[Exercise task] Copy out everything from the start of the material down to the line containing "tweet-text: GALOOOOOOOOOOOO xyxy=(80,187,273,206)", both ends included, with no changes.

+++ Record excerpts

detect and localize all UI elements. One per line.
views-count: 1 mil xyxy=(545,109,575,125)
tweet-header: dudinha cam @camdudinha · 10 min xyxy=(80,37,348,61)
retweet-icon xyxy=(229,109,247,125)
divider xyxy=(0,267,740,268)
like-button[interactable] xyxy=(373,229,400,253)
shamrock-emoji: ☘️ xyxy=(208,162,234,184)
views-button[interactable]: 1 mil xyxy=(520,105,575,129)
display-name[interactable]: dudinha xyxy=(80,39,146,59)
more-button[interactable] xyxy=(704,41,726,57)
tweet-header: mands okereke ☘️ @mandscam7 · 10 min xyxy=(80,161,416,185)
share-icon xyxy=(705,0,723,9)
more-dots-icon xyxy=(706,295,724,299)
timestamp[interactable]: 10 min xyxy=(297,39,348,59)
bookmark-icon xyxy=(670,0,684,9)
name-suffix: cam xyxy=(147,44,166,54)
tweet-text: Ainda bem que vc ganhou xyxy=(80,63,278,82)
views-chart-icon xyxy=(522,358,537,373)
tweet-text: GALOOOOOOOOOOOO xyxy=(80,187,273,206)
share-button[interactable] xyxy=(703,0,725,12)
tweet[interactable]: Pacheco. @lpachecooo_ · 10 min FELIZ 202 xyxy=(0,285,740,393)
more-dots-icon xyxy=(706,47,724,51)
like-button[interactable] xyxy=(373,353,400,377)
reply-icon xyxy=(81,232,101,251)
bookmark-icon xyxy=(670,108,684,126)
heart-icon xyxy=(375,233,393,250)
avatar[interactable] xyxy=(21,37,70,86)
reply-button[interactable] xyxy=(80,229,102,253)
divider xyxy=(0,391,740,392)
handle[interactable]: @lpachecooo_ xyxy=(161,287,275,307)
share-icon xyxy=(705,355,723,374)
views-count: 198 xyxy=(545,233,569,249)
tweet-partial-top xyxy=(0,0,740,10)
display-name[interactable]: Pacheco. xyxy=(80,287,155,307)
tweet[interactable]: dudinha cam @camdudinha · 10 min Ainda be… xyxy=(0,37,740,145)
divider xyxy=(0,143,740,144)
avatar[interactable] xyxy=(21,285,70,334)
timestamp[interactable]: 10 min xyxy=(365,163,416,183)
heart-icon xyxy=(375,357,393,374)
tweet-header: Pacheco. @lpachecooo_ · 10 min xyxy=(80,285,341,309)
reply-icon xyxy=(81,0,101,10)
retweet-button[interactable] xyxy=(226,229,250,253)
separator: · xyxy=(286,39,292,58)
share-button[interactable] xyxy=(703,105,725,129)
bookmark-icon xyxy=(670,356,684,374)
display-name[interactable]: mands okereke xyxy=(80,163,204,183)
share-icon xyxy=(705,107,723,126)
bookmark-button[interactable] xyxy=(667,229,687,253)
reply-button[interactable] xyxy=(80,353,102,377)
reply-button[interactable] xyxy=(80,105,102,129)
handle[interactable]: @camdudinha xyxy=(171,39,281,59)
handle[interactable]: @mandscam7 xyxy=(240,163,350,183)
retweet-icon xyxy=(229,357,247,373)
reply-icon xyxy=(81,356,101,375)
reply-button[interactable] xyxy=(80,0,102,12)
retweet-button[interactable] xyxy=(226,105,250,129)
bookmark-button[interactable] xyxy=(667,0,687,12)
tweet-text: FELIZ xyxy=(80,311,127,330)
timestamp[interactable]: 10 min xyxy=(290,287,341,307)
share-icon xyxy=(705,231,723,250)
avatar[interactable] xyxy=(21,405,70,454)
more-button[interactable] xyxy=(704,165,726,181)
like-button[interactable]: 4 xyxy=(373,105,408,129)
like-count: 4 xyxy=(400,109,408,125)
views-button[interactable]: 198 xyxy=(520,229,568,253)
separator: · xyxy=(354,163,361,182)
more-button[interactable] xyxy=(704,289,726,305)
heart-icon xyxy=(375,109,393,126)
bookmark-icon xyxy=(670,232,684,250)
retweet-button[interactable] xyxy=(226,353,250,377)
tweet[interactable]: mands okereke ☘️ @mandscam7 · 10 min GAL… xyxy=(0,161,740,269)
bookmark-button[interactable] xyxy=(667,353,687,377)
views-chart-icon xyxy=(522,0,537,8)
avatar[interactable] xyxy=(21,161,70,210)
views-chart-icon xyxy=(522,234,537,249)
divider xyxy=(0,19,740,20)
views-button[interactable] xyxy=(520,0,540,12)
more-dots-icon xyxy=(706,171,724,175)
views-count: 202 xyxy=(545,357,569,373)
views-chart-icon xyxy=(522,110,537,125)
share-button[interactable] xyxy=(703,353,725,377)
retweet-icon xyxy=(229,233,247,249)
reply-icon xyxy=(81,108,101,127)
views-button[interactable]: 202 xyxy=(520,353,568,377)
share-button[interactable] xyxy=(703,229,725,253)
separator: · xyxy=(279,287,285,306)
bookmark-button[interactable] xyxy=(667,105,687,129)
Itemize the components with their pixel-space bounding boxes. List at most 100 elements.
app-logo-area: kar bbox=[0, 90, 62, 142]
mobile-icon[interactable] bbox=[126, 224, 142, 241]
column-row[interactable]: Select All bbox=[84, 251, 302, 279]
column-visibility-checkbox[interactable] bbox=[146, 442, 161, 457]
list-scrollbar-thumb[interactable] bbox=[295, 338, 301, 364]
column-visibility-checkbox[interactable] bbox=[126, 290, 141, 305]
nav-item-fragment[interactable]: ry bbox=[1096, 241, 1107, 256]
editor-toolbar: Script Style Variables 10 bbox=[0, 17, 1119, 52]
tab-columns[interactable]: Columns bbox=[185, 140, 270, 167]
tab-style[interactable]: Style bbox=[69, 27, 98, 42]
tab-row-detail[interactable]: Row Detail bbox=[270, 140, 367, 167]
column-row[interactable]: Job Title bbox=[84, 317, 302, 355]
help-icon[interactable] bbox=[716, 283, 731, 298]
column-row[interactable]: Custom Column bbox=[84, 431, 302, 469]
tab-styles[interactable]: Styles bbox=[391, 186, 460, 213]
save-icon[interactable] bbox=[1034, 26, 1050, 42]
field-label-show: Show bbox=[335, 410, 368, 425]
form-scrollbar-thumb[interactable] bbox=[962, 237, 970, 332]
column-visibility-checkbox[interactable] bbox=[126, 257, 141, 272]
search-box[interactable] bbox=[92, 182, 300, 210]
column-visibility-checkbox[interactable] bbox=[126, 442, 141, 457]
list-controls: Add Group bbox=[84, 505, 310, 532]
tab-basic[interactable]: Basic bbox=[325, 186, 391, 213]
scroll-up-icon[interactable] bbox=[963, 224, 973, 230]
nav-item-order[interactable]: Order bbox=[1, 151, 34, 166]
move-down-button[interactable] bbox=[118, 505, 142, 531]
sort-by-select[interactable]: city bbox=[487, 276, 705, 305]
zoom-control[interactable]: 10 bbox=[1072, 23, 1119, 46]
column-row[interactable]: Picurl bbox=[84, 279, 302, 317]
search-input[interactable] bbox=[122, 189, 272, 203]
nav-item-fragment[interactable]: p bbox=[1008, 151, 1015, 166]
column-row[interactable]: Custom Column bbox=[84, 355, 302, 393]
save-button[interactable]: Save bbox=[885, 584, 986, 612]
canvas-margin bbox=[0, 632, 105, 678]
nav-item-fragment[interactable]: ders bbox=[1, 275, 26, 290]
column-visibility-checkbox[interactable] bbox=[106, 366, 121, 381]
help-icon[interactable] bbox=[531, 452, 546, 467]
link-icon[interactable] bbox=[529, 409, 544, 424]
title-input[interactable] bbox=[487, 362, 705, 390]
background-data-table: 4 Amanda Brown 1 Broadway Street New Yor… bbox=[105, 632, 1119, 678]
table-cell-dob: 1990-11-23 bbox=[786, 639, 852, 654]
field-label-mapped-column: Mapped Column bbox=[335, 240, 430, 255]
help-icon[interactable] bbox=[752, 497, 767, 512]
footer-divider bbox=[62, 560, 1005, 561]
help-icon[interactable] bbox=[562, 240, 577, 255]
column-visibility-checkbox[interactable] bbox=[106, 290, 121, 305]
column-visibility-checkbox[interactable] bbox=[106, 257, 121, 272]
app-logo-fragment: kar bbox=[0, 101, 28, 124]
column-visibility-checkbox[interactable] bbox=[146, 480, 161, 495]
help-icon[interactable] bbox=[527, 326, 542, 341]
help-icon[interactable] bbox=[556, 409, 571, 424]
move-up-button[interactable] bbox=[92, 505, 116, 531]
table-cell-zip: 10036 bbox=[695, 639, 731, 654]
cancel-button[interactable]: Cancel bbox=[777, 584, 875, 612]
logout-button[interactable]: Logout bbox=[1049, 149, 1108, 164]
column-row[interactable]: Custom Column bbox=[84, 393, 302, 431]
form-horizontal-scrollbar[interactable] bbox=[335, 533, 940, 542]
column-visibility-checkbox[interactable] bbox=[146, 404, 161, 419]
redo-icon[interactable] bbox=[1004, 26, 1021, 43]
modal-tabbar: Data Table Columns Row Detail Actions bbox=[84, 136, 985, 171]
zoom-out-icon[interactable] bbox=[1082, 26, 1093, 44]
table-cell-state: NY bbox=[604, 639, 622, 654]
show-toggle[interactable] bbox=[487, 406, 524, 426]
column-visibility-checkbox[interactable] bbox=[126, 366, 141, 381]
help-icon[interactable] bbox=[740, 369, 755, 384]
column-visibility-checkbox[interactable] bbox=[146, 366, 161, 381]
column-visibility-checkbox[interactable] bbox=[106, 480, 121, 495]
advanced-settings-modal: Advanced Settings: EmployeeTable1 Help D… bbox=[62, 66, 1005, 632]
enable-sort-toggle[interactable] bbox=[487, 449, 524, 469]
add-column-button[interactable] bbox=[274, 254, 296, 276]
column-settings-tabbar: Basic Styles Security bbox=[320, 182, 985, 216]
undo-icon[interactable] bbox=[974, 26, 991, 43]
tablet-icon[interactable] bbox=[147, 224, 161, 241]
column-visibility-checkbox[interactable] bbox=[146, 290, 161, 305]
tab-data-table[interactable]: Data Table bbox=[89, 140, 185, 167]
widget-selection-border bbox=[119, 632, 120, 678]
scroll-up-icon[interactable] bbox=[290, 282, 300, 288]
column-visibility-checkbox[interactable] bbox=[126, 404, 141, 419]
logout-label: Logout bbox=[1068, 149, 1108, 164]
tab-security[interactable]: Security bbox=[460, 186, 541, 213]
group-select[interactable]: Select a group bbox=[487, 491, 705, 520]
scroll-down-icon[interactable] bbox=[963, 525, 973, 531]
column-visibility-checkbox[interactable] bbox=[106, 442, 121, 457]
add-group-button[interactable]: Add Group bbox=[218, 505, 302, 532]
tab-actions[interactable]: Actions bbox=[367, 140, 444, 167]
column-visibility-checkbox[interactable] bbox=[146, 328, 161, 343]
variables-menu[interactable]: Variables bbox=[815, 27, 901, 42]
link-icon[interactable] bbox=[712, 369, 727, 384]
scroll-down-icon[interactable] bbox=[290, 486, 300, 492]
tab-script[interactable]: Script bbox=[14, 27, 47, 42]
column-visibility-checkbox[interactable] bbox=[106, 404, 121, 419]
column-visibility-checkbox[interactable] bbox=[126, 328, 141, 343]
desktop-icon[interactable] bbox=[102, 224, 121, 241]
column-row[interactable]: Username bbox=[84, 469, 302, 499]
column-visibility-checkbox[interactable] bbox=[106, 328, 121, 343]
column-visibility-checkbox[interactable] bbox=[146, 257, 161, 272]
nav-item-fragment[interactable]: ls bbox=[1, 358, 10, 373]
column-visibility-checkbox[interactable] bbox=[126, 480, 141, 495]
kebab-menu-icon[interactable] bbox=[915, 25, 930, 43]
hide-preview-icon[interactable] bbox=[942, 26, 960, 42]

++++++

[Task output]
detect and localize all UI elements. One per line.
views-count: 1 mil xyxy=(545,109,575,125)
tweet-header: dudinha cam @camdudinha · 10 min xyxy=(80,37,348,61)
retweet-icon xyxy=(229,109,247,125)
divider xyxy=(0,267,740,268)
like-button[interactable] xyxy=(373,229,400,253)
shamrock-emoji: ☘️ xyxy=(208,162,234,184)
views-button[interactable]: 1 mil xyxy=(520,105,575,129)
display-name[interactable]: dudinha xyxy=(80,39,146,59)
more-button[interactable] xyxy=(704,41,726,57)
tweet-header: mands okereke ☘️ @mandscam7 · 10 min xyxy=(80,161,416,185)
share-icon xyxy=(705,0,723,9)
more-dots-icon xyxy=(706,295,724,299)
timestamp[interactable]: 10 min xyxy=(297,39,348,59)
bookmark-icon xyxy=(670,0,684,9)
name-suffix: cam xyxy=(147,44,166,54)
tweet-text: Ainda bem que vc ganhou xyxy=(80,63,278,82)
views-chart-icon xyxy=(522,358,537,373)
tweet-text: GALOOOOOOOOOOOO xyxy=(80,187,273,206)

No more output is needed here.